Repeat each record below exactly, dropping the pictures.
·····
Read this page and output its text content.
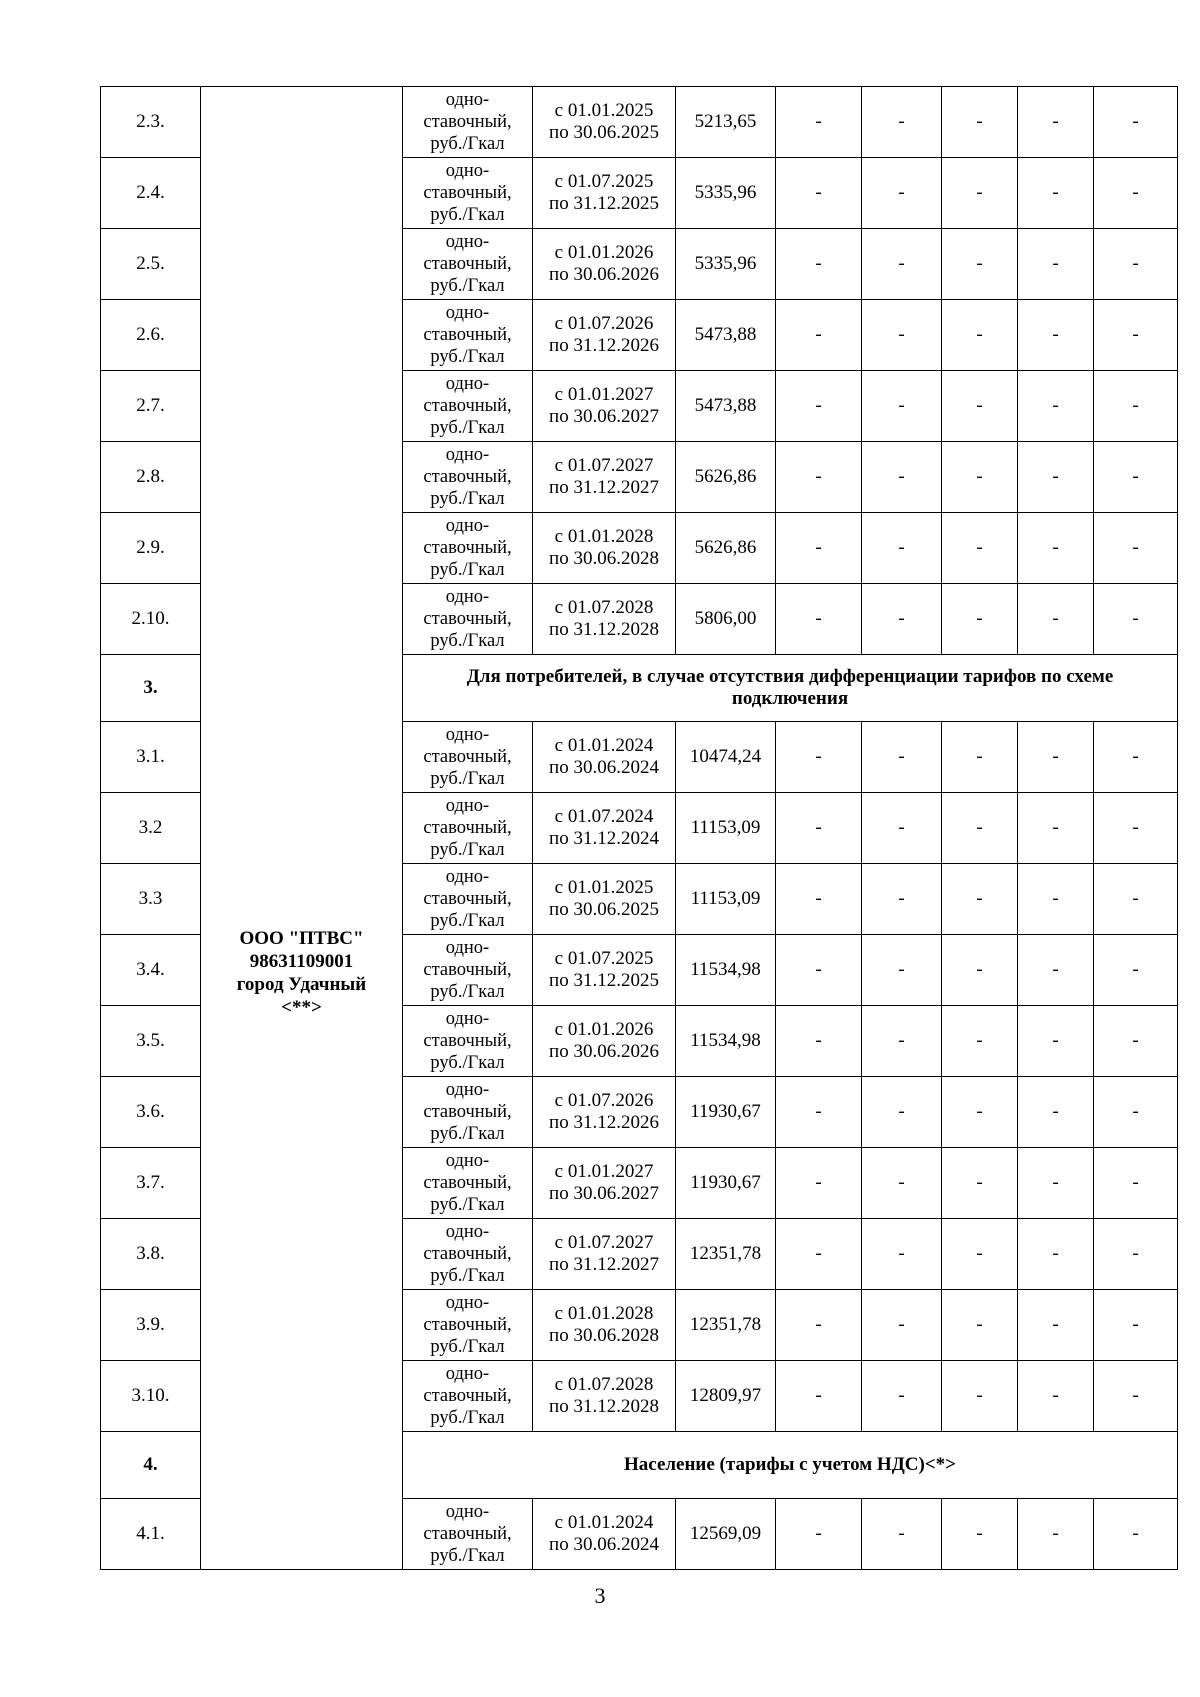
2.3.	ООО "ПТВС"
98631109001
город Удачный
<**>	одно-
ставочный,
руб./Гкал	с 01.01.2025
по 30.06.2025	5213,65	-	-	-	-	-
2.4.		одно-
ставочный,
руб./Гкал	с 01.07.2025
по 31.12.2025	5335,96	-	-	-	-	-
2.5.		одно-
ставочный,
руб./Гкал	с 01.01.2026
по 30.06.2026	5335,96	-	-	-	-	-
2.6.		одно-
ставочный,
руб./Гкал	с 01.07.2026
по 31.12.2026	5473,88	-	-	-	-	-
2.7.		одно-
ставочный,
руб./Гкал	с 01.01.2027
по 30.06.2027	5473,88	-	-	-	-	-
2.8.		одно-
ставочный,
руб./Гкал	с 01.07.2027
по 31.12.2027	5626,86	-	-	-	-	-
2.9.		одно-
ставочный,
руб./Гкал	с 01.01.2028
по 30.06.2028	5626,86	-	-	-	-	-
2.10.		одно-
ставочный,
руб./Гкал	с 01.07.2028
по 31.12.2028	5806,00	-	-	-	-	-
3.		Для потребителей, в случае отсутствия дифференциации тарифов по схеме подключения							
3.1.		одно-
ставочный,
руб./Гкал	с 01.01.2024
по 30.06.2024	10474,24	-	-	-	-	-
3.2		одно-
ставочный,
руб./Гкал	с 01.07.2024
по 31.12.2024	11153,09	-	-	-	-	-
3.3		одно-
ставочный,
руб./Гкал	с 01.01.2025
по 30.06.2025	11153,09	-	-	-	-	-
3.4.		одно-
ставочный,
руб./Гкал	с 01.07.2025
по 31.12.2025	11534,98	-	-	-	-	-
3.5.		одно-
ставочный,
руб./Гкал	с 01.01.2026
по 30.06.2026	11534,98	-	-	-	-	-
3.6.		одно-
ставочный,
руб./Гкал	с 01.07.2026
по 31.12.2026	11930,67	-	-	-	-	-
3.7.		одно-
ставочный,
руб./Гкал	с 01.01.2027
по 30.06.2027	11930,67	-	-	-	-	-
3.8.		одно-
ставочный,
руб./Гкал	с 01.07.2027
по 31.12.2027	12351,78	-	-	-	-	-
3.9.		одно-
ставочный,
руб./Гкал	с 01.01.2028
по 30.06.2028	12351,78	-	-	-	-	-
3.10.		одно-
ставочный,
руб./Гкал	с 01.07.2028
по 31.12.2028	12809,97	-	-	-	-	-
4.		Население (тарифы с учетом НДС)<*>							
4.1.		одно-
ставочный,
руб./Гкал	с 01.01.2024
по 30.06.2024	12569,09	-	-	-	-	-
3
·····
ANSWER TO THE TASK —
Read this page and output its text content.
2.3.	ООО "ПТВС"
98631109001
город Удачный
<**>	одно-
ставочный,
руб./Гкал	с 01.01.2025
по 30.06.2025	5213,65	-	-	-	-	-
2.4.		одно-
ставочный,
руб./Гкал	с 01.07.2025
по 31.12.2025	5335,96	-	-	-	-	-
2.5.		одно-
ставочный,
руб./Гкал	с 01.01.2026
по 30.06.2026	5335,96	-	-	-	-	-
2.6.		одно-
ставочный,
руб./Гкал	с 01.07.2026
по 31.12.2026	5473,88	-	-	-	-	-
2.7.		одно-
ставочный,
руб./Гкал	с 01.01.2027
по 30.06.2027	5473,88	-	-	-	-	-
2.8.		одно-
ставочный,
руб./Гкал	с 01.07.2027
по 31.12.2027	5626,86	-	-	-	-	-
2.9.		одно-
ставочный,
руб./Гкал	с 01.01.2028
по 30.06.2028	5626,86	-	-	-	-	-
2.10.		одно-
ставочный,
руб./Гкал	с 01.07.2028
по 31.12.2028	5806,00	-	-	-	-	-
3.		Для потребителей, в случае отсутствия дифференциации тарифов по схеме подключения							
3.1.		одно-
ставочный,
руб./Гкал	с 01.01.2024
по 30.06.2024	10474,24	-	-	-	-	-
3.2		одно-
ставочный,
руб./Гкал	с 01.07.2024
по 31.12.2024	11153,09	-	-	-	-	-
3.3		одно-
ставочный,
руб./Гкал	с 01.01.2025
по 30.06.2025	11153,09	-	-	-	-	-
3.4.		одно-
ставочный,
руб./Гкал	с 01.07.2025
по 31.12.2025	11534,98	-	-	-	-	-
3.5.		одно-
ставочный,
руб./Гкал	с 01.01.2026
по 30.06.2026	11534,98	-	-	-	-	-
3.6.		одно-
ставочный,
руб./Гкал	с 01.07.2026
по 31.12.2026	11930,67	-	-	-	-	-
3.7.		одно-
ставочный,
руб./Гкал	с 01.01.2027
по 30.06.2027	11930,67	-	-	-	-	-
3.8.		одно-
ставочный,
руб./Гкал	с 01.07.2027
по 31.12.2027	12351,78	-	-	-	-	-
3.9.		одно-
ставочный,
руб./Гкал	с 01.01.2028
по 30.06.2028	12351,78	-	-	-	-	-
3.10.		одно-
ставочный,
руб./Гкал	с 01.07.2028
по 31.12.2028	12809,97	-	-	-	-	-
4.		Население (тарифы с учетом НДС)<*>							
4.1.		одно-
ставочный,
руб./Гкал	с 01.01.2024
по 30.06.2024	12569,09	-	-	-	-	-
3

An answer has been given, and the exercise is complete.